▸ PROBLEM TO SOLVE:
Show all lines that include the string "content"; copy each one.

[Stored items from a collection]

_ _ _ _ _

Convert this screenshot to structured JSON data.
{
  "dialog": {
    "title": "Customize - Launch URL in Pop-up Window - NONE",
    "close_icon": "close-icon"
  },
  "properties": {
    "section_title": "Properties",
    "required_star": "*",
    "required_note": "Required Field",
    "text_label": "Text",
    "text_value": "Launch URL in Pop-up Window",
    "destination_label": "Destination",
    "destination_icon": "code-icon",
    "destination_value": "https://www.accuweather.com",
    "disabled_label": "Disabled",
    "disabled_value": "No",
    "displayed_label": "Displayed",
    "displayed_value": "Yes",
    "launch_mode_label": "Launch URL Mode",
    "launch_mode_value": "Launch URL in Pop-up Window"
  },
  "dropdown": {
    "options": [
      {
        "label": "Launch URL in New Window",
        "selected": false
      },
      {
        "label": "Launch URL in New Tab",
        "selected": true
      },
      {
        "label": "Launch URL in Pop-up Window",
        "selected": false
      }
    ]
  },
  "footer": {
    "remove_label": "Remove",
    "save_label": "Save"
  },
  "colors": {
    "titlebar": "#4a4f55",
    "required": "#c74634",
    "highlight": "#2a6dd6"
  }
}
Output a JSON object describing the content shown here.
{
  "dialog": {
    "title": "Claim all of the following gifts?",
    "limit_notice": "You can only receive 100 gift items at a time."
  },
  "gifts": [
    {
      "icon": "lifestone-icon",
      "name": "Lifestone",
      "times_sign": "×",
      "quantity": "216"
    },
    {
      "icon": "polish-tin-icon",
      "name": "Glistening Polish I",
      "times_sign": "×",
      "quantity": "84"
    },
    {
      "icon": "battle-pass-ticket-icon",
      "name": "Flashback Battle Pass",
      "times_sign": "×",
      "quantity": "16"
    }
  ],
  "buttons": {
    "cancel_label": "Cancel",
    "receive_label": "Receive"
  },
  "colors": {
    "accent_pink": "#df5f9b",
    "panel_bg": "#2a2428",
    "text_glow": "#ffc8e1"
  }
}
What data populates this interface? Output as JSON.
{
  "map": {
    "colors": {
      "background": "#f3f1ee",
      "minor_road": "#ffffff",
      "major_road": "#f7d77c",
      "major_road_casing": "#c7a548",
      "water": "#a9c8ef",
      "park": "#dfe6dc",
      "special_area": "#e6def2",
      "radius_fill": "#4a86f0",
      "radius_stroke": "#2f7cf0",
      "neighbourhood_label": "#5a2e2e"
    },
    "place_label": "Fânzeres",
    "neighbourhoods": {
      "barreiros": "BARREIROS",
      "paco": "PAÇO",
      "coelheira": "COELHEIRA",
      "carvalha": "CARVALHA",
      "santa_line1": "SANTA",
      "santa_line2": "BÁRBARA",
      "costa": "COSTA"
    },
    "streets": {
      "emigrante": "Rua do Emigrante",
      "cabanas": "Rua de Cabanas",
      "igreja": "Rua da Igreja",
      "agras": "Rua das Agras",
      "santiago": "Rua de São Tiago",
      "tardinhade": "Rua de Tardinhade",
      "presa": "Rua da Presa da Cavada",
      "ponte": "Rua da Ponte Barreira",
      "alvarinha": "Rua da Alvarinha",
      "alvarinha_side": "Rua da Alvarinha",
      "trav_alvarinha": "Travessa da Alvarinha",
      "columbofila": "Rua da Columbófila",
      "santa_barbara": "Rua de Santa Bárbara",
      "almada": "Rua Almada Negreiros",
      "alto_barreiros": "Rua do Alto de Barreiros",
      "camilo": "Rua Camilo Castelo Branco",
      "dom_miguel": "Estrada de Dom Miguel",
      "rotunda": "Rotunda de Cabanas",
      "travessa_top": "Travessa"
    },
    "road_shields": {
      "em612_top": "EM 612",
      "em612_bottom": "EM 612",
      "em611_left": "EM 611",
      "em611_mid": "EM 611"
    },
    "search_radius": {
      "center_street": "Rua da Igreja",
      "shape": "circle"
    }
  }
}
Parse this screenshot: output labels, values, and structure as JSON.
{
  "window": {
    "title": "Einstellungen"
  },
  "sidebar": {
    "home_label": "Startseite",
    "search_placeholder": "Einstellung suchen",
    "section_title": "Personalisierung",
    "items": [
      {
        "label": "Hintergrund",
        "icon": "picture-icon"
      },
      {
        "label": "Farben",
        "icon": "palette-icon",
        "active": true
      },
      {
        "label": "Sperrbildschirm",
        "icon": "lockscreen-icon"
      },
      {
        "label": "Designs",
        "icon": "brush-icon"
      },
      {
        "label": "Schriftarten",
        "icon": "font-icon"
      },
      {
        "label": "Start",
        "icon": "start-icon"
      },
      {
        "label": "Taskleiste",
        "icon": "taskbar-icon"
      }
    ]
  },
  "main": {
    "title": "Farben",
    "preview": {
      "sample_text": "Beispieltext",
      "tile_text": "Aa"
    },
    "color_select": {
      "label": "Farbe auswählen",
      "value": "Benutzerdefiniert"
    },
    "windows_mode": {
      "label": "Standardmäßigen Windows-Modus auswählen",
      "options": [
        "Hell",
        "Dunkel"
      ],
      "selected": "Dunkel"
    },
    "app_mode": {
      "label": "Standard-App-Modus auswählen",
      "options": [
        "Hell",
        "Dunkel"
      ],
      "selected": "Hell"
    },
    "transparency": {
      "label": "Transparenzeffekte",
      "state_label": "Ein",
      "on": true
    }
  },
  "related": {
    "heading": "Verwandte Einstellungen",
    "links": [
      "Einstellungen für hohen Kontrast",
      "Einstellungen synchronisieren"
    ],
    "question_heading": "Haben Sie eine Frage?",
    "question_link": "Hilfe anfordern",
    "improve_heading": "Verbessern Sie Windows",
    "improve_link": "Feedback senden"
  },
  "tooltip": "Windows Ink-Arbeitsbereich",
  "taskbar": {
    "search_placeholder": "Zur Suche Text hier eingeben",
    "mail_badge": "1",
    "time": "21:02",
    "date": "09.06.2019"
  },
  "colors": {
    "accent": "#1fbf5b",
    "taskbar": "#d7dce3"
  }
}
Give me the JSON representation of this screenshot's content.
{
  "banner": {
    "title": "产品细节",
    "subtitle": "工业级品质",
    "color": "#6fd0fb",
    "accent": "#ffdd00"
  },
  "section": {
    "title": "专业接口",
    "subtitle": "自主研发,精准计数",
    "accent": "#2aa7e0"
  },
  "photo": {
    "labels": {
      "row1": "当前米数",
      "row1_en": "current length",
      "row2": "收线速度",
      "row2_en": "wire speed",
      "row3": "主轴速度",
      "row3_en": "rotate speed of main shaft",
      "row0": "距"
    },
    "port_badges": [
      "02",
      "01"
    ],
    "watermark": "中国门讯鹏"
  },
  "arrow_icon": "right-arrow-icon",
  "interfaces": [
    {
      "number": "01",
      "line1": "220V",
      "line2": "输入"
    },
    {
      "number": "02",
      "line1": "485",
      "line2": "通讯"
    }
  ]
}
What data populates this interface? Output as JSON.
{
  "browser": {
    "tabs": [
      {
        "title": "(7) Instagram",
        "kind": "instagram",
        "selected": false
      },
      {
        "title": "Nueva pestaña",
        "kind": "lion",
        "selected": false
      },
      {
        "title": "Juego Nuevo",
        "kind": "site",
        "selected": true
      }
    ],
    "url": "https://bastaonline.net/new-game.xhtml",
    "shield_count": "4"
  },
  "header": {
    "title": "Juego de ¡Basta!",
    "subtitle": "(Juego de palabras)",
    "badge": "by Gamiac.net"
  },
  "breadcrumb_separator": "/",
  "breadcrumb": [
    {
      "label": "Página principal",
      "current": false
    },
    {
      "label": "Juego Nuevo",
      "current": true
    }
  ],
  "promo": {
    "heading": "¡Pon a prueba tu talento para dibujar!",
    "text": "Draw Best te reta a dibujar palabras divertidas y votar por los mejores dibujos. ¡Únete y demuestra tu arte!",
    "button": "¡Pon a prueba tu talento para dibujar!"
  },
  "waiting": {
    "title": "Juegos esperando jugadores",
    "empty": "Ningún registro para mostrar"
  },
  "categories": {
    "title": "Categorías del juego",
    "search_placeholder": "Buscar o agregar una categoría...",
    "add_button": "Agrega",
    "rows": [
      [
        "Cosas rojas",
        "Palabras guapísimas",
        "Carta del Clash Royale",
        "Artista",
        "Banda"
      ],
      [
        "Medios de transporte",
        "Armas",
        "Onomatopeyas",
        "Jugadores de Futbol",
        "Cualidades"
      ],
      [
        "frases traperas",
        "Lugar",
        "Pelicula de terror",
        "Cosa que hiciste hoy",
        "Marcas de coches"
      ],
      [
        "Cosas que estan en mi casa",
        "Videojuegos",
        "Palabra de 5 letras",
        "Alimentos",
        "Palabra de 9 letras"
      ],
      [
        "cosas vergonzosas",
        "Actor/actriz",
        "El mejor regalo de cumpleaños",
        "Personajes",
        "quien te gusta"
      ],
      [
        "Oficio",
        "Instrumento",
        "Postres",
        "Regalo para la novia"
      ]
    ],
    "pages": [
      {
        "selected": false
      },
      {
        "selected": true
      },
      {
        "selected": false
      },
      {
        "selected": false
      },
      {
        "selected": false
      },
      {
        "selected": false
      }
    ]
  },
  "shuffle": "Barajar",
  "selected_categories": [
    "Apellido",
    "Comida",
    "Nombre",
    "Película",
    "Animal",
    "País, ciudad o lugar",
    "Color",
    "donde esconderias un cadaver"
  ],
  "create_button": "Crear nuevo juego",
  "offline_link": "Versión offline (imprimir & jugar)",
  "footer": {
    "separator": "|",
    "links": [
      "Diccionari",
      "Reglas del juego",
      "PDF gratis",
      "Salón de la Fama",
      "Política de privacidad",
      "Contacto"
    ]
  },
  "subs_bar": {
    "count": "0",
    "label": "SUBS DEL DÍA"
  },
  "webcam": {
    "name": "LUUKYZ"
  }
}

_ _ _ _ _

▸ RESULT:
Output a JSON object describing the content shown here.
Give me the JSON representation of this screenshot's content.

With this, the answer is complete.